Saved data entries
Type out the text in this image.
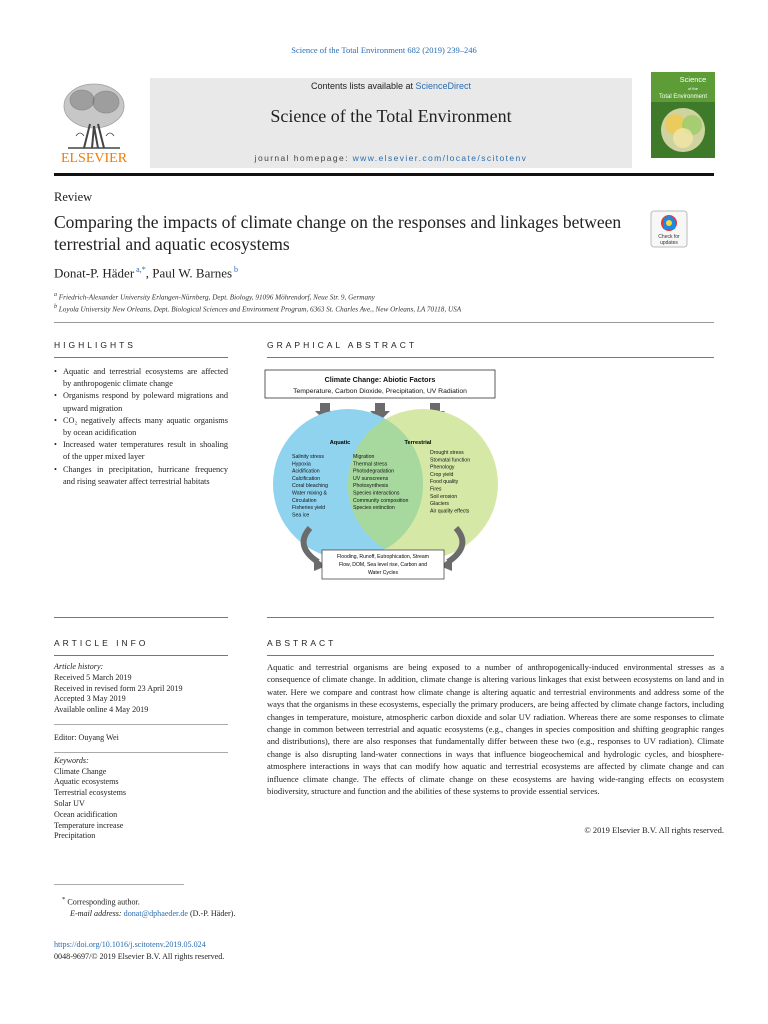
Science of the Total Environment 682 (2019) 239–246
ELSEVIER
Contents lists available at ScienceDirect
Science of the Total Environment
journal homepage: www.elsevier.com/locate/scitotenv
Science
of the
Total Environment
Review
Comparing the impacts of climate change on the responses and linkages between terrestrial and aquatic ecosystems	Check for
updates
Donat-P. Häder $^{a,*}$, Paul W. Barnes $^b$
$^a$ Friedrich-Alexander University Erlangen-Nürnberg, Dept. Biology, 91096 Möhrendorf, Neue Str. 9, Germany
$^b$ Loyola University New Orleans, Dept. Biological Sciences and Environment Program, 6363 St. Charles Ave., New Orleans, LA 70118, USA
HIGHLIGHTS
• Aquatic and terrestrial ecosystems are affected by anthropogenic climate change
• Organisms respond by poleward migrations and upward migration
• CO₂ negatively affects many aquatic organisms by ocean acidification
• Increased water temperatures result in shoaling of the upper mixed layer
• Changes in precipitation, hurricane frequency and rising seawater affect terrestrial habitats
GRAPHICAL ABSTRACT
Climate Change: Abiotic Factors
Temperature, Carbon Dioxide, Precipitation, UV Radiation
Aquatic	Terrestrial
Salinity stress
Hypoxia
Acidification
Calcification
Coral bleaching
Water mixing &
Circulation
Fisheries yield
Sea ice
Migration
Thermal stress
Photodegradation
UV sunscreens
Photosynthesis
Species interactions
Community composition
Species extinction
Drought stress
Stomatal function
Phenology
Crop yield
Food quality
Fires
Soil erosion
Glaciers
Air quality effects
Flooding, Runoff, Eutrophication, Stream
Flow, DOM, Sea level rise, Carbon and
Water Cycles
ARTICLE INFO
Article history:
Received 5 March 2019
Received in revised form 23 April 2019
Accepted 3 May 2019
Available online 4 May 2019
Editor: Ouyang Wei
Keywords:
Climate Change
Aquatic ecosystems
Terrestrial ecosystems
Solar UV
Ocean acidification
Temperature increase
Precipitation
ABSTRACT
Aquatic and terrestrial organisms are being exposed to a number of anthropogenically-induced environmental stresses as a consequence of climate change. In addition, climate change is altering various linkages that exist between ecosystems on land and in water. Here we compare and contrast how climate change is altering aquatic and terrestrial environments and address some of the ways that the organisms in these ecosystems, especially the primary producers, are being affected by climate change factors, including changes in temperature, moisture, atmospheric carbon dioxide and solar UV radiation. Whereas there are some responses to climate change in common between terrestrial and aquatic ecosystems (e.g., changes in species composition and shifting geographic ranges and distributions), there are also responses that fundamentally differ between these two (e.g., responses to UV radiation). Climate change is also disrupting land-water connections in ways that influence biogeochemical and hydrologic cycles, and biosphere-atmosphere interactions in ways that can modify how aquatic and terrestrial ecosystems are affected by climate change and can influence climate change. The effects of climate change on these ecosystems are having wide-ranging effects on ecosystem biodiversity, structure and function and the abilities of these systems to provide essential services.
© 2019 Elsevier B.V. All rights reserved.
* Corresponding author.
E-mail address: donat@dphaeder.de (D.-P. Häder).
https://doi.org/10.1016/j.scitotenv.2019.05.024
0048-9697/© 2019 Elsevier B.V. All rights reserved.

Given request >> In the records above, collect each line with "Total".

Response to the exercise >>
Science of the Total Environment 682 (2019) 239–246
Science of the Total Environment
Total Environment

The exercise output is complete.